▸ **Directions**
Scan the material and copy every line in which "Openness" appears.

▸ **Entries shown**
****************************************

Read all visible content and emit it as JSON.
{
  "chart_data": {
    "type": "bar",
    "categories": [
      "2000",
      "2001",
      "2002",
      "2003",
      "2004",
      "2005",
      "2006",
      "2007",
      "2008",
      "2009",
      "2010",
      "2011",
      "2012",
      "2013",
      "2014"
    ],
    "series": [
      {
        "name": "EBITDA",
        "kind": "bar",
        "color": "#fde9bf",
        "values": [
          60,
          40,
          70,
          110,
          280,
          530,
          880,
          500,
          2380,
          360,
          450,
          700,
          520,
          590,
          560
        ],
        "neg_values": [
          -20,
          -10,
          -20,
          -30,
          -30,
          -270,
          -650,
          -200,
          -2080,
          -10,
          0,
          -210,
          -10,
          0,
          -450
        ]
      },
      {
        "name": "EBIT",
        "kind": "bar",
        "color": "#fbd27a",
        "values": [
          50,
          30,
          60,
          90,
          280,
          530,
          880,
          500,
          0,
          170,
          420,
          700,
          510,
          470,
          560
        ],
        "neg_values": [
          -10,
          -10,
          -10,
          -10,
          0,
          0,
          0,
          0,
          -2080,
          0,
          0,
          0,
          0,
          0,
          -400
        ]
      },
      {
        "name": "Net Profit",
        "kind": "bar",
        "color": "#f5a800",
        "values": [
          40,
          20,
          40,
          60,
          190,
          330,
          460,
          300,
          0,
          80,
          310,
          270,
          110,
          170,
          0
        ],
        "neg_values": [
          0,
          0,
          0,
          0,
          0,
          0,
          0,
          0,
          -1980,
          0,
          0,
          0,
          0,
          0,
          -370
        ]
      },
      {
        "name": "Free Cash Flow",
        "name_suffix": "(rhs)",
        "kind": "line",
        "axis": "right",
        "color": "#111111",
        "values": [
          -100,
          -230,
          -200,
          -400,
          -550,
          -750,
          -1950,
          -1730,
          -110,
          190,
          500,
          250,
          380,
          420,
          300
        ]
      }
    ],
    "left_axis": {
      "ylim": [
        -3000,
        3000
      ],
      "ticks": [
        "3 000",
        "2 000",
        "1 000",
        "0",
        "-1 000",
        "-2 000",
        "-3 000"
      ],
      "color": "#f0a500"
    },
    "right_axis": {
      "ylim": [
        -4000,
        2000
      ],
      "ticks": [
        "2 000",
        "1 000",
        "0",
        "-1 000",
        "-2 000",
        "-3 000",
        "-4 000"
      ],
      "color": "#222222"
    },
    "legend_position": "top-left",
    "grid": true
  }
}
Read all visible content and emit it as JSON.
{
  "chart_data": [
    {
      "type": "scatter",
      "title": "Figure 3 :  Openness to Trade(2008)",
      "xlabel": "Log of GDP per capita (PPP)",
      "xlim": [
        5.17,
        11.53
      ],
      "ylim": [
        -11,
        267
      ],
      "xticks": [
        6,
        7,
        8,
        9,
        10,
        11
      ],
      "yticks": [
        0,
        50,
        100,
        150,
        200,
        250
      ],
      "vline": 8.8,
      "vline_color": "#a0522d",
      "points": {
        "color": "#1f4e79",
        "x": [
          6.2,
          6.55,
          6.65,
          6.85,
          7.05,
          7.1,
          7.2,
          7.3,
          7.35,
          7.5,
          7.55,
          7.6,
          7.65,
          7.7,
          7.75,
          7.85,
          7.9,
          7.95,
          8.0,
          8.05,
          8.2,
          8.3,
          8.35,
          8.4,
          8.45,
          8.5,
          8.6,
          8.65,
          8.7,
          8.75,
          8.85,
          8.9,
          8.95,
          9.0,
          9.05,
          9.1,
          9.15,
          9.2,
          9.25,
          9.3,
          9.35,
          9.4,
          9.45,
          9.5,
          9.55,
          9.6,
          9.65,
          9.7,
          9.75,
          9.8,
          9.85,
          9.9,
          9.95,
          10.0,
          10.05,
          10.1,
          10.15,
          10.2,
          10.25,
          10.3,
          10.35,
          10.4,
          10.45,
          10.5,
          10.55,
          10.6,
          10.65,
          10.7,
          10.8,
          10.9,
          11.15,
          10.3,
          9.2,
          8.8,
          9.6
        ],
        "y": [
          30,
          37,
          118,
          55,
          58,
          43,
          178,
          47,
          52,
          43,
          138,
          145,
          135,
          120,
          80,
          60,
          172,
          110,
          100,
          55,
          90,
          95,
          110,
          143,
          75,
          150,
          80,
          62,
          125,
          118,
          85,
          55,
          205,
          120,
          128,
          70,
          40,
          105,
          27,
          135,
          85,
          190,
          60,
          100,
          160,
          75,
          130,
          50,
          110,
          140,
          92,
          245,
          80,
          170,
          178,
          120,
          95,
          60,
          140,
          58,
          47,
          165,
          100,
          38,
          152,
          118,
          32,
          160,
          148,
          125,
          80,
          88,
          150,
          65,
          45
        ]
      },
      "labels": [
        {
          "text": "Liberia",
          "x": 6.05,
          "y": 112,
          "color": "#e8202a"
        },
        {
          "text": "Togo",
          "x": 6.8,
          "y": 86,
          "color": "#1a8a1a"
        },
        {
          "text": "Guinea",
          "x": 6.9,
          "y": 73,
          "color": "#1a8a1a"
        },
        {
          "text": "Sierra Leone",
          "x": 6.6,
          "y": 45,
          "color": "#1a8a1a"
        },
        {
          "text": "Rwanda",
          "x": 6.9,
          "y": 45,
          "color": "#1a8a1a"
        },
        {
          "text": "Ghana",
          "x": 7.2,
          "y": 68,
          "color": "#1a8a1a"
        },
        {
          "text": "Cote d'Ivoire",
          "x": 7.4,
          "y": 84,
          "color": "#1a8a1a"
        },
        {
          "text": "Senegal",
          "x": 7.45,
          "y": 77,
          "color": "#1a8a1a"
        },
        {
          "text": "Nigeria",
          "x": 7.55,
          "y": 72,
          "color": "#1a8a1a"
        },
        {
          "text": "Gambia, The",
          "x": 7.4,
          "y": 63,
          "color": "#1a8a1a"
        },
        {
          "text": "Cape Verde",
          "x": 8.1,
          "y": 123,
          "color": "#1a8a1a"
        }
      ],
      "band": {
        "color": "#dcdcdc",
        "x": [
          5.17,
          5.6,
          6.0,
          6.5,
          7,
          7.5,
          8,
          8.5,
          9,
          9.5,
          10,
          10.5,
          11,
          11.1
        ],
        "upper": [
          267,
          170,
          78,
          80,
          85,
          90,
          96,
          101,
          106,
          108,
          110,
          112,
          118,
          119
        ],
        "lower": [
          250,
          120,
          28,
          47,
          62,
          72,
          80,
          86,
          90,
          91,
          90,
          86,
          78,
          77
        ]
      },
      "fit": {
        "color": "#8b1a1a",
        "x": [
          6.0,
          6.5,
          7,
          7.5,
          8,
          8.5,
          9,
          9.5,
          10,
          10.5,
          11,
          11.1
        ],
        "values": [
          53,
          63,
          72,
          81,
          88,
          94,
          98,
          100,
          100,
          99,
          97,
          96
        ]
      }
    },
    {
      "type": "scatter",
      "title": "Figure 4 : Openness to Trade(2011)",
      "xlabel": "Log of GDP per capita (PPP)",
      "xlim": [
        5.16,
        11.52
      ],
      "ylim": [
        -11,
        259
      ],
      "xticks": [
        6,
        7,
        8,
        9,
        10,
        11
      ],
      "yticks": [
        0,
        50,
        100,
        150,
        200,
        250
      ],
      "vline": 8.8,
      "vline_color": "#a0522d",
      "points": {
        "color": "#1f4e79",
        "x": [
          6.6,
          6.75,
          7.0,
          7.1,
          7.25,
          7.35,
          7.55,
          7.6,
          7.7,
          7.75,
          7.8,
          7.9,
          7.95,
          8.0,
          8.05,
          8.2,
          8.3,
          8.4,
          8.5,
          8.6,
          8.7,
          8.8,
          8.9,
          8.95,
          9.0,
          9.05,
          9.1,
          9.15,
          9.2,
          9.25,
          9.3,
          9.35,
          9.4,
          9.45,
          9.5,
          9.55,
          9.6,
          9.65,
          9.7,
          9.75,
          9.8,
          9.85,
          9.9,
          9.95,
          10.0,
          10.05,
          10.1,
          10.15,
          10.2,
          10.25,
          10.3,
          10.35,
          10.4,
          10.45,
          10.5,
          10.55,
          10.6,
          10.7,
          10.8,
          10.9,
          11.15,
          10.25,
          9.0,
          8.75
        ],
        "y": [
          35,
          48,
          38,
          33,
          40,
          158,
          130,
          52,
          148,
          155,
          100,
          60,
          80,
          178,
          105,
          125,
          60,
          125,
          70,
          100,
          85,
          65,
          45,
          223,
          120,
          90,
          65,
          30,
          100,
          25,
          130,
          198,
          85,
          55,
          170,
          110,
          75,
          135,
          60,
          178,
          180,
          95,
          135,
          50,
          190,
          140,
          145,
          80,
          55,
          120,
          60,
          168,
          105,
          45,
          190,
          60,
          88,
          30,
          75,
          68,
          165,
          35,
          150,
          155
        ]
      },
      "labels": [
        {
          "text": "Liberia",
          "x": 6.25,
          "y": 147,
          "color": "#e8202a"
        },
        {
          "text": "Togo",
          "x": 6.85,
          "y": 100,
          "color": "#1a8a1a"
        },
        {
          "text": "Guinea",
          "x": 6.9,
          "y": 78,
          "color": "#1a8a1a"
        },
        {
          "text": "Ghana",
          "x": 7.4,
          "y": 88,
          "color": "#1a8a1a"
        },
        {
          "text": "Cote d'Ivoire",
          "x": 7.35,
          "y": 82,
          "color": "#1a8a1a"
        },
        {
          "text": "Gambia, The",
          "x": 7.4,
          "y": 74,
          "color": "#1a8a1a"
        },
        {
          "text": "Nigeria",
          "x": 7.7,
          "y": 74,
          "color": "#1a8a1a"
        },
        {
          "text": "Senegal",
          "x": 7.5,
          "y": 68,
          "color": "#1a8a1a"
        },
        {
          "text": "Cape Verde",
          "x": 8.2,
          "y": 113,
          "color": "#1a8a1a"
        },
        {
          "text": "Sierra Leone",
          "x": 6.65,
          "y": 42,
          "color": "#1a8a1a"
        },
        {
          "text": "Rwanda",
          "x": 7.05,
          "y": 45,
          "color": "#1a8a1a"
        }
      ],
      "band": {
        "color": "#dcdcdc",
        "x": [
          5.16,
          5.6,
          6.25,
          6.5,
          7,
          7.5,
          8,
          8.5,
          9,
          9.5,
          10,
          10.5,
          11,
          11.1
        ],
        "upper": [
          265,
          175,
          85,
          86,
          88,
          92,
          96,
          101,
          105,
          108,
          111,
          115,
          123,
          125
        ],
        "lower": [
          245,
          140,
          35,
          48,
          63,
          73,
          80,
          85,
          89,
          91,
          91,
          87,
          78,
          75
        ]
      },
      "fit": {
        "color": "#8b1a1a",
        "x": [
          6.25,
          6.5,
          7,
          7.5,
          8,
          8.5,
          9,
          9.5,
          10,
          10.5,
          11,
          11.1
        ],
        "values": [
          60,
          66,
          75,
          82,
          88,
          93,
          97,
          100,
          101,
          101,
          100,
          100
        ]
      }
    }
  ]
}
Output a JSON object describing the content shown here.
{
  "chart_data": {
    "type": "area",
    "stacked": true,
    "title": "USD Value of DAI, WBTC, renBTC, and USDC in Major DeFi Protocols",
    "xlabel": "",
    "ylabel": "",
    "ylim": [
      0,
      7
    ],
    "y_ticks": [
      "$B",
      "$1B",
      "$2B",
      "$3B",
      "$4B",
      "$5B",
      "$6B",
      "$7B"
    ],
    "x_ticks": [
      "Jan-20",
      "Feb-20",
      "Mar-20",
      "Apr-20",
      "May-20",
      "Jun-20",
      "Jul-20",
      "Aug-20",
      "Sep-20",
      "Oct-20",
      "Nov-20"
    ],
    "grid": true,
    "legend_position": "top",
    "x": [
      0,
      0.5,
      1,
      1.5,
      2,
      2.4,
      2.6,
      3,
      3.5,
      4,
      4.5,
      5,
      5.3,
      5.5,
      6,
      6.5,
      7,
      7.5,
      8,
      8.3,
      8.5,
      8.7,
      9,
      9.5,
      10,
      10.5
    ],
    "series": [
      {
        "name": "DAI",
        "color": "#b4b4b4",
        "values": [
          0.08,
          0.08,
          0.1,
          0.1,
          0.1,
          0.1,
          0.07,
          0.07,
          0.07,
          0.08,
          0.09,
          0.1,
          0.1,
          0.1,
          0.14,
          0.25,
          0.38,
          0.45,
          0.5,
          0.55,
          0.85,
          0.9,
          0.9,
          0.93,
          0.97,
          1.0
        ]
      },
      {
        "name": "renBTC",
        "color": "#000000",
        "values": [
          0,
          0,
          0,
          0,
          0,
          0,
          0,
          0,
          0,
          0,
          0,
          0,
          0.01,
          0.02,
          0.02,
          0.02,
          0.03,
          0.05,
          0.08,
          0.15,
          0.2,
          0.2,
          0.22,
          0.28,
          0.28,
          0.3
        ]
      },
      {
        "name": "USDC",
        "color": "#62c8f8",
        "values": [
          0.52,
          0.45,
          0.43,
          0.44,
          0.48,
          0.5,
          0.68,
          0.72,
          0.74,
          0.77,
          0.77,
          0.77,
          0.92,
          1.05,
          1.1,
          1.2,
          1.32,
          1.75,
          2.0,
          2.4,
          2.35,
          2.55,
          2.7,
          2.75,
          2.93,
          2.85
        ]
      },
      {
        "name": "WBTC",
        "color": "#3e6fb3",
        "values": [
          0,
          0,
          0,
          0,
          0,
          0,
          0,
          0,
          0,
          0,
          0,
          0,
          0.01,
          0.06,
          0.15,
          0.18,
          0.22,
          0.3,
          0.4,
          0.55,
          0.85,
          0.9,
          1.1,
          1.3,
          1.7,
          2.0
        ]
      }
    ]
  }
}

****************************************

▸ **Task answer**
      "title": "Figure 3 :  Openness to Trade(2008)",
      "title": "Figure 4 : Openness to Trade(2011)",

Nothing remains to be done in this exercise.